Mayfield Neurotrauma Research Laboratory

Overview
We are engaged in brain injury research. We identify effector genes that influence functional recovery (e.g., deficits in neurological reflexes, motor coordination, and cognitive ability) after traumatic brain injury (TBI). Using behavioral pharmacology, biochemistry, histopathology and molecular techniques, we study their effects on TBI-induced inflammatory responses, neural cell death, vascular permeability and metabolism. Genes that regulate arachidonic acid metabolism following TBI are the current focus of the lab.

The physical insult of traumatic brain injury (TBI) sets into motion a cascade of biochemical events that can result in secondary brain damage which can exacerbate even relatively mild and moderate injuries. Secondary injuries may be preventable. TBI initiates an inflammatory response and alters cerebrovascular reactivity. These may, if not properly regulated, be a cause of secondary brain injury.

Findings: Arachidonic acid & COX2
One part of this response to TBI is increased production of prostaglandins (PG). PGs can mediate vasodilatation, vasoconstriction, altered vascular permeability, platelet aggregation, as well as several inflammatory and neurochemical processes. PGs are synthesized from arachidonic acid and molecular oxygen by cyclooxygenases (COX), producing potentially damaging reactive oxygen free radicals in the process.

**DATA TO EXAMINE:**
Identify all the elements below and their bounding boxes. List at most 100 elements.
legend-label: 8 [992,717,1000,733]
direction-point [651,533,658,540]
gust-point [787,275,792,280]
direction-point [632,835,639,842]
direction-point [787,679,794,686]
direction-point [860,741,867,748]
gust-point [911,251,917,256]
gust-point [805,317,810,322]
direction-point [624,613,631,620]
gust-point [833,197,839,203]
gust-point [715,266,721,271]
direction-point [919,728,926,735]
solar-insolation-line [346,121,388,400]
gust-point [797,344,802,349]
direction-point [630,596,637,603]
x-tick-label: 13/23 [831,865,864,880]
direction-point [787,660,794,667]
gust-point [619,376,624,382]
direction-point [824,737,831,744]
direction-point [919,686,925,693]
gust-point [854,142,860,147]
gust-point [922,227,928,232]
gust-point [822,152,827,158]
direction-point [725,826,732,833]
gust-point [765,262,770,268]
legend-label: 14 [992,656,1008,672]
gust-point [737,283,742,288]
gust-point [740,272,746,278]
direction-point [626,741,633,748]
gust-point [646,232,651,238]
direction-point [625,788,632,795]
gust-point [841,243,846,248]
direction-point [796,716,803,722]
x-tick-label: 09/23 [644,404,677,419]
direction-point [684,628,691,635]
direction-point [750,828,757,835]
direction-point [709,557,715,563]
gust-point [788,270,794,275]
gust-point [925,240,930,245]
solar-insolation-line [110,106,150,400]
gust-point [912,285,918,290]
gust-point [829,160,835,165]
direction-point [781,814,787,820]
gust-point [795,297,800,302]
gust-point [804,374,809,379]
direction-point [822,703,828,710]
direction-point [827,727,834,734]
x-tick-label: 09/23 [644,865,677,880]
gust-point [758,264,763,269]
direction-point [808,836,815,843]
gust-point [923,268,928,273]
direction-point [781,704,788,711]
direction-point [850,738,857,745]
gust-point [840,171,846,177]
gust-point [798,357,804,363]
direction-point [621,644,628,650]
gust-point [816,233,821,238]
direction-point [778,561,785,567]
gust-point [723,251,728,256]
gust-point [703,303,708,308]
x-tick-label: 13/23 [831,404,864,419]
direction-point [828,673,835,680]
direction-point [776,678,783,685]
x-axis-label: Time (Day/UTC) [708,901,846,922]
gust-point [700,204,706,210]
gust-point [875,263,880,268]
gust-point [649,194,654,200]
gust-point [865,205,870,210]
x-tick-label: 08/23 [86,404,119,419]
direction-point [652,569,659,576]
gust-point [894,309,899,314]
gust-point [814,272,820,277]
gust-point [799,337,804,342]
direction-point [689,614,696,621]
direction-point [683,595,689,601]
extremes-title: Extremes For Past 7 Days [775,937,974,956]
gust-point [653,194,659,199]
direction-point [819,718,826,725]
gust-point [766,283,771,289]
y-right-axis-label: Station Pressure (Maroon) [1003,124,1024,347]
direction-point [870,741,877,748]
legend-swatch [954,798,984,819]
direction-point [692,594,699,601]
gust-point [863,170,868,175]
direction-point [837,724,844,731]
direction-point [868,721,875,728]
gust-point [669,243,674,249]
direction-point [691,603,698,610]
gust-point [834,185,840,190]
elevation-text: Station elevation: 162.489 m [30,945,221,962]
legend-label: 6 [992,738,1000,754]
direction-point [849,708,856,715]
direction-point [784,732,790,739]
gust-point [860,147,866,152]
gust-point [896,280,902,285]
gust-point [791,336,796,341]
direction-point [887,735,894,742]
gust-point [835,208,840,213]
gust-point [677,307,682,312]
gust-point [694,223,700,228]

**TASK:**
Set down the full Mayfield Neurotrauma Research Laboratory text from above, word for word and with nothing changed.

**OUTPUT BELOW:**
Mayfield Neurotrauma Research Laboratory

Overview
We are engaged in brain injury research. We identify effector genes that influence functional recovery (e.g., deficits in neurological reflexes, motor coordination, and cognitive ability) after traumatic brain injury (TBI). Using behavioral pharmacology, biochemistry, histopathology and molecular techniques, we study their effects on TBI-induced inflammatory responses, neural cell death, vascular permeability and metabolism. Genes that regulate arachidonic acid metabolism following TBI are the current focus of the lab.

The physical insult of traumatic brain injury (TBI) sets into motion a cascade of biochemical events that can result in secondary brain damage which can exacerbate even relatively mild and moderate injuries. Secondary injuries may be preventable. TBI initiates an inflammatory response and alters cerebrovascular reactivity. These may, if not properly regulated, be a cause of secondary brain injury.

Findings: Arachidonic acid & COX2
One part of this response to TBI is increased production of prostaglandins (PG). PGs can mediate vasodilatation, vasoconstriction, altered vascular permeability, platelet aggregation, as well as several inflammatory and neurochemical processes. PGs are synthesized from arachidonic acid and molecular oxygen by cyclooxygenases (COX), producing potentially damaging reactive oxygen free radicals in the process.